-------- MATERIAL FOR THE TASK --------
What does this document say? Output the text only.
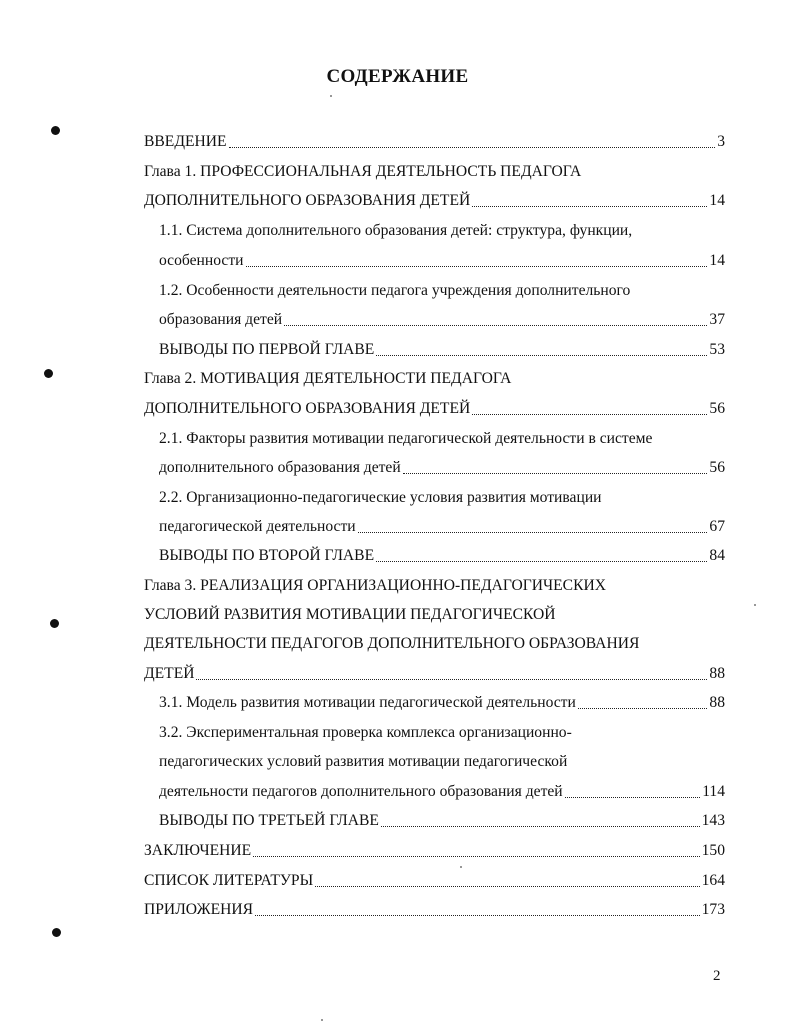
СОДЕРЖАНИЕ
ВВЕДЕНИЕ	3
Глава 1. ПРОФЕССИОНАЛЬНАЯ ДЕЯТЕЛЬНОСТЬ ПЕДАГОГА
ДОПОЛНИТЕЛЬНОГО ОБРАЗОВАНИЯ ДЕТЕЙ	14
1.1. Система дополнительного образования детей: структура, функции,
особенности	14
1.2. Особенности деятельности педагога учреждения дополнительного
образования детей	37
ВЫВОДЫ ПО ПЕРВОЙ ГЛАВЕ	53
Глава 2. МОТИВАЦИЯ ДЕЯТЕЛЬНОСТИ ПЕДАГОГА
ДОПОЛНИТЕЛЬНОГО ОБРАЗОВАНИЯ ДЕТЕЙ	56
2.1. Факторы развития мотивации педагогической деятельности в системе
дополнительного образования детей	56
2.2. Организационно-педагогические условия развития мотивации
педагогической деятельности	67
ВЫВОДЫ ПО ВТОРОЙ ГЛАВЕ	84
Глава 3. РЕАЛИЗАЦИЯ ОРГАНИЗАЦИОННО-ПЕДАГОГИЧЕСКИХ
УСЛОВИЙ РАЗВИТИЯ МОТИВАЦИИ ПЕДАГОГИЧЕСКОЙ
ДЕЯТЕЛЬНОСТИ ПЕДАГОГОВ ДОПОЛНИТЕЛЬНОГО ОБРАЗОВАНИЯ
ДЕТЕЙ	88
3.1. Модель развития мотивации педагогической деятельности	88
3.2. Экспериментальная проверка комплекса организационно-
педагогических условий развития мотивации педагогической
деятельности педагогов дополнительного образования детей	114
ВЫВОДЫ ПО ТРЕТЬЕЙ ГЛАВЕ	143
ЗАКЛЮЧЕНИЕ	150
СПИСОК ЛИТЕРАТУРЫ	164
ПРИЛОЖЕНИЯ	173
2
--------
All records above are to be printed exactly, minus the pictures they contain.

• OUTPUT FOR THIS EXERCISE:
What does this document say? Output the text only.
СОДЕРЖАНИЕ
ВВЕДЕНИЕ	3
Глава 1. ПРОФЕССИОНАЛЬНАЯ ДЕЯТЕЛЬНОСТЬ ПЕДАГОГА
ДОПОЛНИТЕЛЬНОГО ОБРАЗОВАНИЯ ДЕТЕЙ	14
1.1. Система дополнительного образования детей: структура, функции,
особенности	14
1.2. Особенности деятельности педагога учреждения дополнительного
образования детей	37
ВЫВОДЫ ПО ПЕРВОЙ ГЛАВЕ	53
Глава 2. МОТИВАЦИЯ ДЕЯТЕЛЬНОСТИ ПЕДАГОГА
ДОПОЛНИТЕЛЬНОГО ОБРАЗОВАНИЯ ДЕТЕЙ	56
2.1. Факторы развития мотивации педагогической деятельности в системе
дополнительного образования детей	56
2.2. Организационно-педагогические условия развития мотивации
педагогической деятельности	67
ВЫВОДЫ ПО ВТОРОЙ ГЛАВЕ	84
Глава 3. РЕАЛИЗАЦИЯ ОРГАНИЗАЦИОННО-ПЕДАГОГИЧЕСКИХ
УСЛОВИЙ РАЗВИТИЯ МОТИВАЦИИ ПЕДАГОГИЧЕСКОЙ
ДЕЯТЕЛЬНОСТИ ПЕДАГОГОВ ДОПОЛНИТЕЛЬНОГО ОБРАЗОВАНИЯ
ДЕТЕЙ	88
3.1. Модель развития мотивации педагогической деятельности	88
3.2. Экспериментальная проверка комплекса организационно-
педагогических условий развития мотивации педагогической
деятельности педагогов дополнительного образования детей	114
ВЫВОДЫ ПО ТРЕТЬЕЙ ГЛАВЕ	143
ЗАКЛЮЧЕНИЕ	150
СПИСОК ЛИТЕРАТУРЫ	164
ПРИЛОЖЕНИЯ	173
2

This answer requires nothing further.